» **Supplied data**
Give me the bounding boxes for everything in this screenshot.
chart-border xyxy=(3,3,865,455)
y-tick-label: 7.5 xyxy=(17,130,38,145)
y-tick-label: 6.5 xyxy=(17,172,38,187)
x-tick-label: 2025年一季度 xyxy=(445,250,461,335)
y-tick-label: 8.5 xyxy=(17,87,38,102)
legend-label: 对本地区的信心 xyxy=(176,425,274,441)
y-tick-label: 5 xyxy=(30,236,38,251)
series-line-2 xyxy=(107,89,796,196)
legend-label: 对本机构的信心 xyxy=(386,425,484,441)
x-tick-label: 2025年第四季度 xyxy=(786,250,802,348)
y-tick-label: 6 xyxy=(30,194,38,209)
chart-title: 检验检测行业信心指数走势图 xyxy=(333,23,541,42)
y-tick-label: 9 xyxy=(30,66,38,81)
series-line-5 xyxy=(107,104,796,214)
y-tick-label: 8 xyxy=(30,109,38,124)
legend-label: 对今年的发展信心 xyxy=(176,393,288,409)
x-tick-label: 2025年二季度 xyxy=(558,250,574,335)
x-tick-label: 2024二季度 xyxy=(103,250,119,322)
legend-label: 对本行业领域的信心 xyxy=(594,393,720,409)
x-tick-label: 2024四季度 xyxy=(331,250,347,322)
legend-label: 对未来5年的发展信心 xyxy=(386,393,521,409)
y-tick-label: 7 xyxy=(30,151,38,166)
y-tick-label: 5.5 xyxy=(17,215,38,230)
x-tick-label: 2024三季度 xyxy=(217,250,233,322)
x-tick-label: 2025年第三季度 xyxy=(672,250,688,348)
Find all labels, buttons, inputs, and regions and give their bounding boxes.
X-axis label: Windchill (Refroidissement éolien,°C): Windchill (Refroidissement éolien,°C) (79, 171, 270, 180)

» **What is required**
Rewrite every line of the entries above as a numbered list, leaving out any blank lines.

» **Result of the task**
1. Give me the bounding boxes for everything in this screenshot.
2. chart-border xyxy=(3,3,865,455)
3. y-tick-label: 7.5 xyxy=(17,130,38,145)
4. y-tick-label: 6.5 xyxy=(17,172,38,187)
5. x-tick-label: 2025年一季度 xyxy=(445,250,461,335)
6. y-tick-label: 8.5 xyxy=(17,87,38,102)
7. legend-label: 对本地区的信心 xyxy=(176,425,274,441)
8. y-tick-label: 5 xyxy=(30,236,38,251)
9. series-line-2 xyxy=(107,89,796,196)
10. legend-label: 对本机构的信心 xyxy=(386,425,484,441)
11. x-tick-label: 2025年第四季度 xyxy=(786,250,802,348)
12. y-tick-label: 6 xyxy=(30,194,38,209)
13. chart-title: 检验检测行业信心指数走势图 xyxy=(333,23,541,42)
14. y-tick-label: 9 xyxy=(30,66,38,81)
15. series-line-5 xyxy=(107,104,796,214)
16. y-tick-label: 8 xyxy=(30,109,38,124)
17. legend-label: 对今年的发展信心 xyxy=(176,393,288,409)
18. x-tick-label: 2025年二季度 xyxy=(558,250,574,335)
19. x-tick-label: 2024二季度 xyxy=(103,250,119,322)
20. legend-label: 对本行业领域的信心 xyxy=(594,393,720,409)
21. x-tick-label: 2024四季度 xyxy=(331,250,347,322)
22. legend-label: 对未来5年的发展信心 xyxy=(386,393,521,409)
23. y-tick-label: 7 xyxy=(30,151,38,166)
24. y-tick-label: 5.5 xyxy=(17,215,38,230)
25. x-tick-label: 2024三季度 xyxy=(217,250,233,322)
26. x-tick-label: 2025年第三季度 xyxy=(672,250,688,348)
27. Find all labels, buttons, inputs, and regions and give their bounding boxes.
28. X-axis label: Windchill (Refroidissement éolien,°C): Windchill (Refroidissement éolien,°C) (79, 171, 270, 180)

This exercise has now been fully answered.